▶ _Direction_
Search the material below for the word "anime". Copy every line that has it.

Excerpt from a dataset
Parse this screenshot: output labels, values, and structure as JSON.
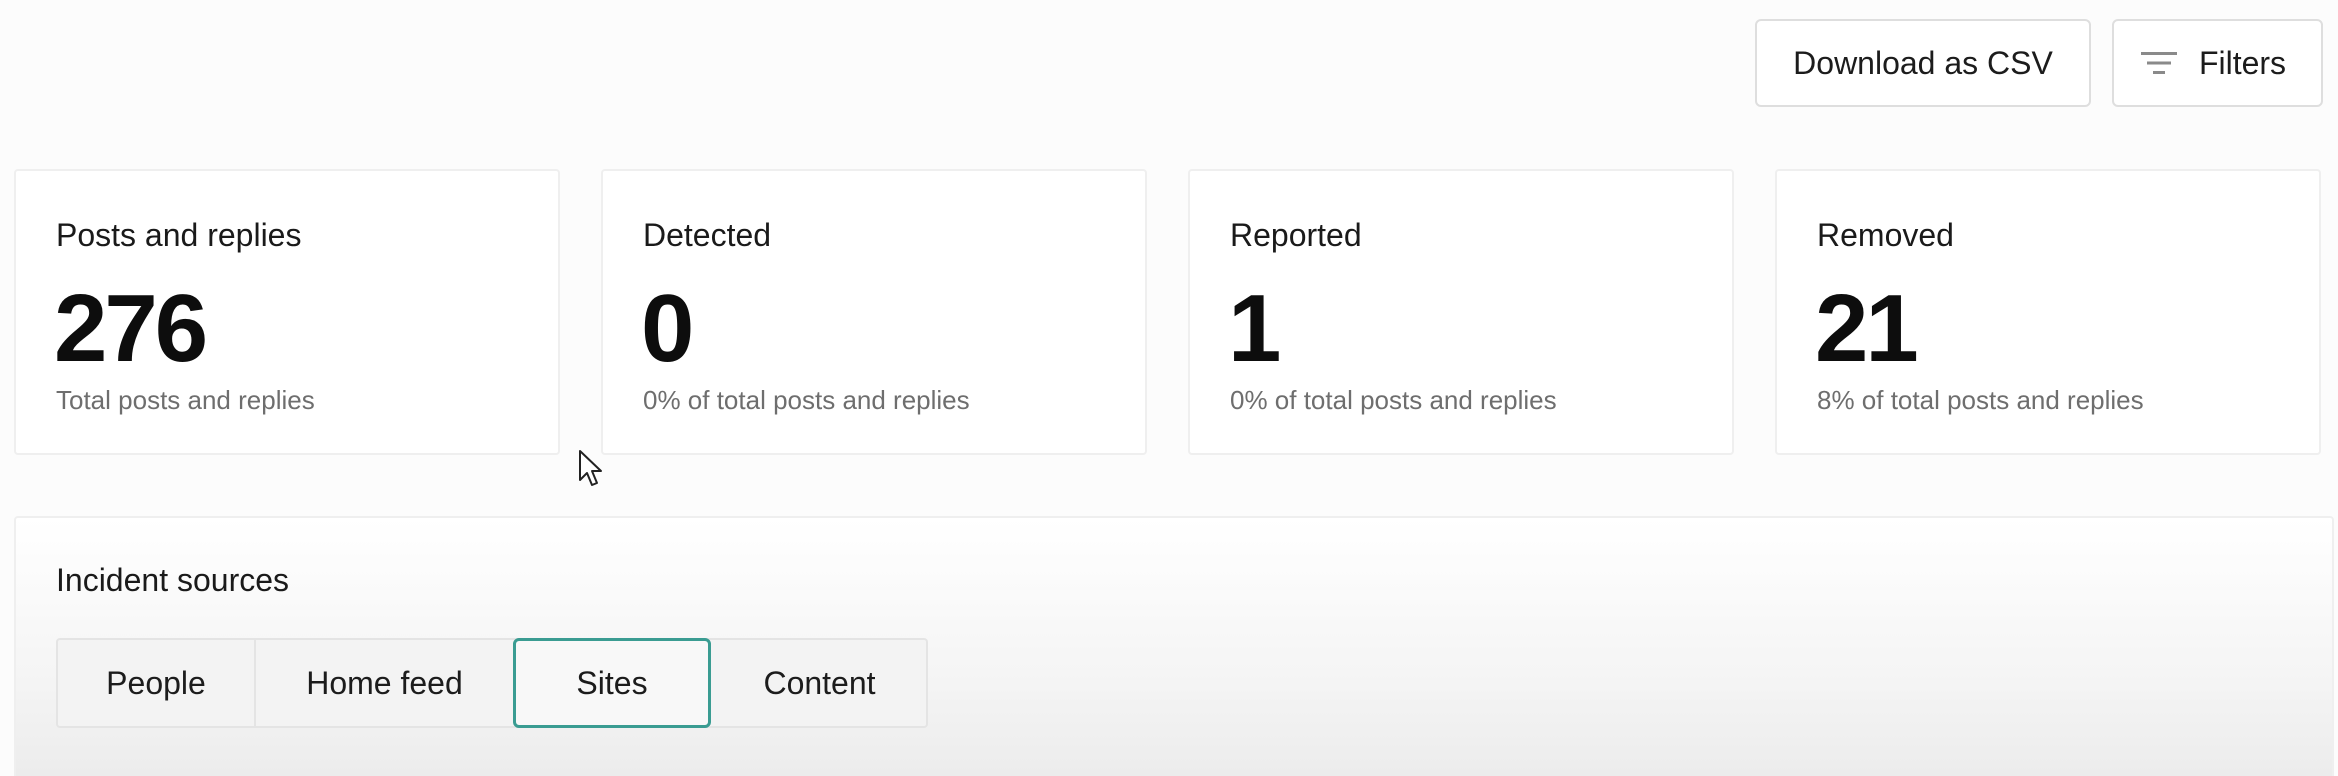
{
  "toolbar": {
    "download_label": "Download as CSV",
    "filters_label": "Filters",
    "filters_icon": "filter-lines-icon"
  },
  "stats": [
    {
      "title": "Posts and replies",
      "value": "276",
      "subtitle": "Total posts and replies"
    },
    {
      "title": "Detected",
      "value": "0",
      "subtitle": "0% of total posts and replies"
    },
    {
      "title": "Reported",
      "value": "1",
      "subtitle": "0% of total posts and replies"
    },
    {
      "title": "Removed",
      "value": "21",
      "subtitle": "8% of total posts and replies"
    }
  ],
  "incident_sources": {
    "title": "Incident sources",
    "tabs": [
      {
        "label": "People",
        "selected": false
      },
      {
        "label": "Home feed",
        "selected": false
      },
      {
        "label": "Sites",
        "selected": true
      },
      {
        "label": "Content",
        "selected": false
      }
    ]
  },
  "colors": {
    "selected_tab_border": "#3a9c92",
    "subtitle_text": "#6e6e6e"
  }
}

==

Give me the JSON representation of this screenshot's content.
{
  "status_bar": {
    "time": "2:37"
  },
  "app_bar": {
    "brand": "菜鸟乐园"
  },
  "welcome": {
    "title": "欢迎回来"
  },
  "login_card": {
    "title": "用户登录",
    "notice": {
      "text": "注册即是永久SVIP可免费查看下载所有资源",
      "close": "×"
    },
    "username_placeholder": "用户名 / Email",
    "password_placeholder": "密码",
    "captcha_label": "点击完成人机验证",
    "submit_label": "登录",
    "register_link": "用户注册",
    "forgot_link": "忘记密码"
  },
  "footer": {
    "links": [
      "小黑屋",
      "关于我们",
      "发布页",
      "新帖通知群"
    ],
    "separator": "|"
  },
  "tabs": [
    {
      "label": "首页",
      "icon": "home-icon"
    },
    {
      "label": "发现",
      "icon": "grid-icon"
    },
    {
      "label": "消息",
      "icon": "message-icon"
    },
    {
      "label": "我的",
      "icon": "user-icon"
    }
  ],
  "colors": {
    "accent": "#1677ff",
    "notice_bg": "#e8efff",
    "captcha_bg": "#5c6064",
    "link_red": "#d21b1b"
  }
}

...

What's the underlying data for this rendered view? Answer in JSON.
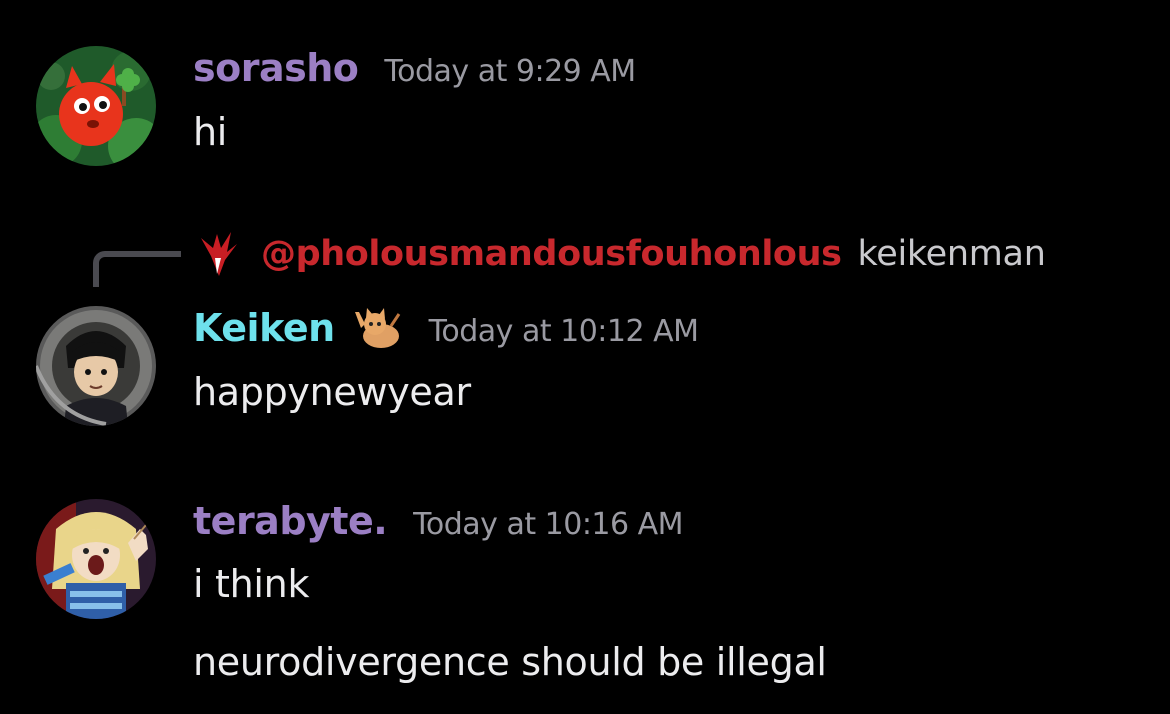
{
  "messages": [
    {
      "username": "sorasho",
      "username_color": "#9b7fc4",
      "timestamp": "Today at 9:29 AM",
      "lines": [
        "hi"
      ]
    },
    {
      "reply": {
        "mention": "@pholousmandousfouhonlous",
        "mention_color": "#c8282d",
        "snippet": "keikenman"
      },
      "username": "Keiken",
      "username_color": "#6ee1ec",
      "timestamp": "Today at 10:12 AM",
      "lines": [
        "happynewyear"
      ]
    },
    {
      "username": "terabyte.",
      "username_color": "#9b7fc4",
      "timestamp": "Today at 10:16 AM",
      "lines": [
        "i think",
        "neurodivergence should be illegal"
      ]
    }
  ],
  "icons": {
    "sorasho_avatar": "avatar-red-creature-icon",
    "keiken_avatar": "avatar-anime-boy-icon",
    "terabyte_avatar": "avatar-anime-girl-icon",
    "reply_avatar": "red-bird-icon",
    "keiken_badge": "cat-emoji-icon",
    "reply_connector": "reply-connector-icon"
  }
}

▶ _Answer to the problem_
    "keiken_avatar": "avatar-anime-boy-icon",
    "terabyte_avatar": "avatar-anime-girl-icon",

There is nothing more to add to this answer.